## Requirement
Look through the data below. Collect every line where the word "Objeto" occurs.
# Start of Data in this exercise
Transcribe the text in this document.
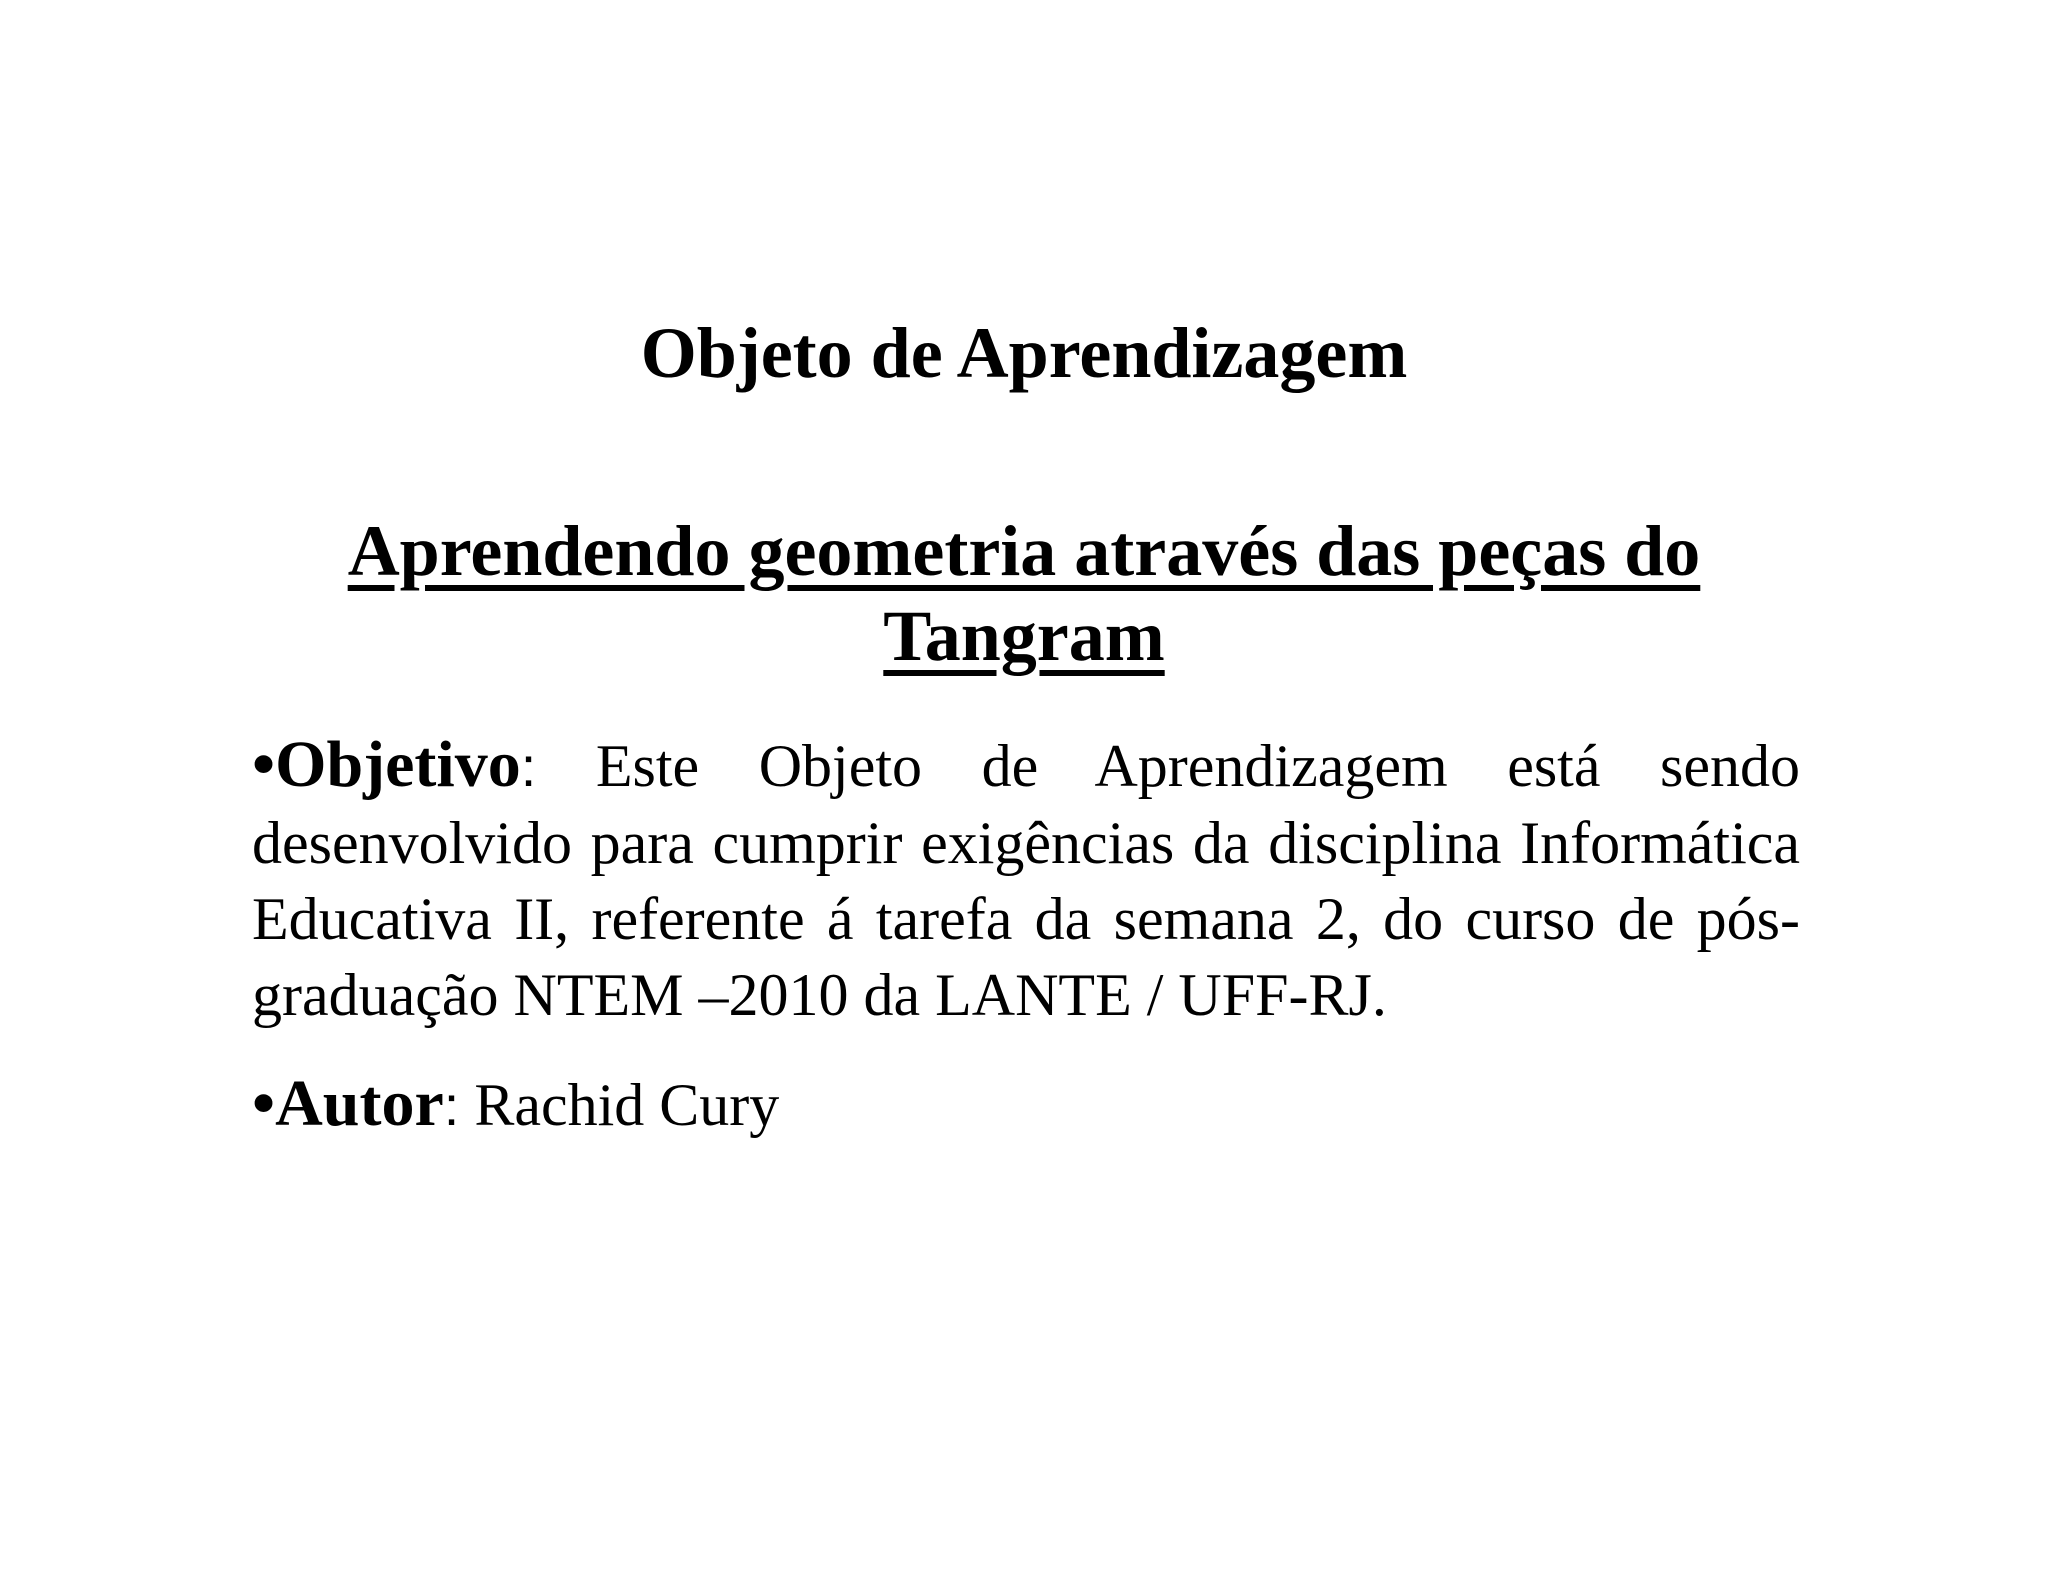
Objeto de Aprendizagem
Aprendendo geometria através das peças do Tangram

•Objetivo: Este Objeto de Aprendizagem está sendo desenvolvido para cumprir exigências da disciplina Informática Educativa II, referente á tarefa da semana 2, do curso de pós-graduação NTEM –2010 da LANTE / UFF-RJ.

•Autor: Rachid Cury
# End of Data in this exercise
## Full solution
Objeto de Aprendizagem
•Objetivo: Este Objeto de Aprendizagem está sendo desenvolvido para cumprir exigências da disciplina Informática Educativa II, referente á tarefa da semana 2, do curso de pós-graduação NTEM –2010 da LANTE / UFF-RJ.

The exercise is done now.